Aim ->
Copy down all of the data underneath, exactly as shown.

○ ○ ○ ○ ○ ○ ○

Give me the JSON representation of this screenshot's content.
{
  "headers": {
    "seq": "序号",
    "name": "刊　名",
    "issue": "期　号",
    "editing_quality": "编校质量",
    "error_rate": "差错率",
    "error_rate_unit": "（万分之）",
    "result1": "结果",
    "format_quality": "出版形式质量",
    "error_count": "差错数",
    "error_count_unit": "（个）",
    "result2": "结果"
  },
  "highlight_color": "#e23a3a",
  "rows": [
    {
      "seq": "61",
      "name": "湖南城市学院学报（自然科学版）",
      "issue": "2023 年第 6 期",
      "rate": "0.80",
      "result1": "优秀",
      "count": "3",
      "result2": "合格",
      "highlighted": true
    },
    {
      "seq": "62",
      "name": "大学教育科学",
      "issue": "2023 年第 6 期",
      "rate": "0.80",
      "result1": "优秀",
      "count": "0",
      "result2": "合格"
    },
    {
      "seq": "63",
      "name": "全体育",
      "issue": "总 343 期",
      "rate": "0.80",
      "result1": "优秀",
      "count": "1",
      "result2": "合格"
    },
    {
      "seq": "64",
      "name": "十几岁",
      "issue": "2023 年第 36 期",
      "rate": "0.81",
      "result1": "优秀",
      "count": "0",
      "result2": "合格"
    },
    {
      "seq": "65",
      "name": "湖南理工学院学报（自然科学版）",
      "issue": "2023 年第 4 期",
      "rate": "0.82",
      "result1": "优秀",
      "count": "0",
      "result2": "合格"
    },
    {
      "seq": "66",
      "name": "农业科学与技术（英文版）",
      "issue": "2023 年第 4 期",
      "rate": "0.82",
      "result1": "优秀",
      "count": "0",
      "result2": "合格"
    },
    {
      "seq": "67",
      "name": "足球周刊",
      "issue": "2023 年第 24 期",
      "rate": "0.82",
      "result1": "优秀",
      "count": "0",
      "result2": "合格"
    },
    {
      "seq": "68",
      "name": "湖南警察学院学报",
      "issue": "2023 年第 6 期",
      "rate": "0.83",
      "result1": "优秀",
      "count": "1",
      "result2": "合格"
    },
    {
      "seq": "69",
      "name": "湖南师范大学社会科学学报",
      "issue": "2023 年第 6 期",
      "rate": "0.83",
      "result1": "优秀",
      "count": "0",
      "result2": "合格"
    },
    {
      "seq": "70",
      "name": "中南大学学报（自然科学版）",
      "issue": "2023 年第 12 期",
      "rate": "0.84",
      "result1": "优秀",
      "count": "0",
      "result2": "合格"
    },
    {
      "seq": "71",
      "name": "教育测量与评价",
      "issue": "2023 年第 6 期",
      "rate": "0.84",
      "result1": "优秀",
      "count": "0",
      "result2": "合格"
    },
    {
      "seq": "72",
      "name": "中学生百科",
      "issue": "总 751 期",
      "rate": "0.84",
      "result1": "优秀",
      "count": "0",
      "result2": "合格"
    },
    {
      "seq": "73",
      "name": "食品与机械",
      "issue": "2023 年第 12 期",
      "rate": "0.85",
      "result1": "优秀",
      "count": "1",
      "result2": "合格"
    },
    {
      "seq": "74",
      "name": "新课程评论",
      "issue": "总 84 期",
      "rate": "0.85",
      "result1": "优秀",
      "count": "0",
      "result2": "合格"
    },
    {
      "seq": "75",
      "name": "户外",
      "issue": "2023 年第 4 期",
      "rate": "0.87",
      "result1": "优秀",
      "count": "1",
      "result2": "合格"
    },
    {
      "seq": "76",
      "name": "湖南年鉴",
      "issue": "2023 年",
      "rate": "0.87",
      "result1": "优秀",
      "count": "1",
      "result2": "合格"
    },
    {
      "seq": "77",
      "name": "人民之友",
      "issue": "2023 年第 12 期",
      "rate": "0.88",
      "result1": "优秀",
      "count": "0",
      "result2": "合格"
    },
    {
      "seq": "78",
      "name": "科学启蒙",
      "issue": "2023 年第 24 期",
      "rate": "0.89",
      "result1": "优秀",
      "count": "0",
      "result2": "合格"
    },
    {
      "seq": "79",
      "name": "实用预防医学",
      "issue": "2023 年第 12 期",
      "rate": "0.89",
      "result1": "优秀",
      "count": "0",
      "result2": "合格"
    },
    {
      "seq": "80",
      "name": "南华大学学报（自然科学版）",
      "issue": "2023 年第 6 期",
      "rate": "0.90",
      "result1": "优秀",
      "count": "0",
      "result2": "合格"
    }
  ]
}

○ ○ ○ ○ ○ ○ ○

Exercise answer ->
Give me the JSON representation of this screenshot's content.
{
  "headers": {
    "seq": "序号",
    "name": "刊　名",
    "issue": "期　号",
    "editing_quality": "编校质量",
    "error_rate": "差错率",
    "error_rate_unit": "（万分之）",
    "result1": "结果",
    "format_quality": "出版形式质量",
    "error_count": "差错数",
    "error_count_unit": "（个）",
    "result2": "结果"
  },
  "highlight_color": "#e23a3a",
  "rows": [
    {
      "seq": "61",
      "name": "湖南城市学院学报（自然科学版）",
      "issue": "2023 年第 6 期",
      "rate": "0.80",
      "result1": "优秀",
      "count": "3",
      "result2": "合格",
      "highlighted": true
    },
    {
      "seq": "62",
      "name": "大学教育科学",
      "issue": "2023 年第 6 期",
      "rate": "0.80",
      "result1": "优秀",
      "count": "0",
      "result2": "合格"
    },
    {
      "seq": "63",
      "name": "全体育",
      "issue": "总 343 期",
      "rate": "0.80",
      "result1": "优秀",
      "count": "1",
      "result2": "合格"
    },
    {
      "seq": "64",
      "name": "十几岁",
      "issue": "2023 年第 36 期",
      "rate": "0.81",
      "result1": "优秀",
      "count": "0",
      "result2": "合格"
    },
    {
      "seq": "65",
      "name": "湖南理工学院学报（自然科学版）",
      "issue": "2023 年第 4 期",
      "rate": "0.82",
      "result1": "优秀",
      "count": "0",
      "result2": "合格"
    },
    {
      "seq": "66",
      "name": "农业科学与技术（英文版）",
      "issue": "2023 年第 4 期",
      "rate": "0.82",
      "result1": "优秀",
      "count": "0",
      "result2": "合格"
    },
    {
      "seq": "67",
      "name": "足球周刊",
      "issue": "2023 年第 24 期",
      "rate": "0.82",
      "result1": "优秀",
      "count": "0",
      "result2": "合格"
    },
    {
      "seq": "68",
      "name": "湖南警察学院学报",
      "issue": "2023 年第 6 期",
      "rate": "0.83",
      "result1": "优秀",
      "count": "1",
      "result2": "合格"
    },
    {
      "seq": "69",
      "name": "湖南师范大学社会科学学报",
      "issue": "2023 年第 6 期",
      "rate": "0.83",
      "result1": "优秀",
      "count": "0",
      "result2": "合格"
    },
    {
      "seq": "70",
      "name": "中南大学学报（自然科学版）",
      "issue": "2023 年第 12 期",
      "rate": "0.84",
      "result1": "优秀",
      "count": "0",
      "result2": "合格"
    },
    {
      "seq": "71",
      "name": "教育测量与评价",
      "issue": "2023 年第 6 期",
      "rate": "0.84",
      "result1": "优秀",
      "count": "0",
      "result2": "合格"
    },
    {
      "seq": "72",
      "name": "中学生百科",
      "issue": "总 751 期",
      "rate": "0.84",
      "result1": "优秀",
      "count": "0",
      "result2": "合格"
    },
    {
      "seq": "73",
      "name": "食品与机械",
      "issue": "2023 年第 12 期",
      "rate": "0.85",
      "result1": "优秀",
      "count": "1",
      "result2": "合格"
    },
    {
      "seq": "74",
      "name": "新课程评论",
      "issue": "总 84 期",
      "rate": "0.85",
      "result1": "优秀",
      "count": "0",
      "result2": "合格"
    },
    {
      "seq": "75",
      "name": "户外",
      "issue": "2023 年第 4 期",
      "rate": "0.87",
      "result1": "优秀",
      "count": "1",
      "result2": "合格"
    },
    {
      "seq": "76",
      "name": "湖南年鉴",
      "issue": "2023 年",
      "rate": "0.87",
      "result1": "优秀",
      "count": "1",
      "result2": "合格"
    },
    {
      "seq": "77",
      "name": "人民之友",
      "issue": "2023 年第 12 期",
      "rate": "0.88",
      "result1": "优秀",
      "count": "0",
      "result2": "合格"
    },
    {
      "seq": "78",
      "name": "科学启蒙",
      "issue": "2023 年第 24 期",
      "rate": "0.89",
      "result1": "优秀",
      "count": "0",
      "result2": "合格"
    },
    {
      "seq": "79",
      "name": "实用预防医学",
      "issue": "2023 年第 12 期",
      "rate": "0.89",
      "result1": "优秀",
      "count": "0",
      "result2": "合格"
    },
    {
      "seq": "80",
      "name": "南华大学学报（自然科学版）",
      "issue": "2023 年第 6 期",
      "rate": "0.90",
      "result1": "优秀",
      "count": "0",
      "result2": "合格"
    }
  ]
}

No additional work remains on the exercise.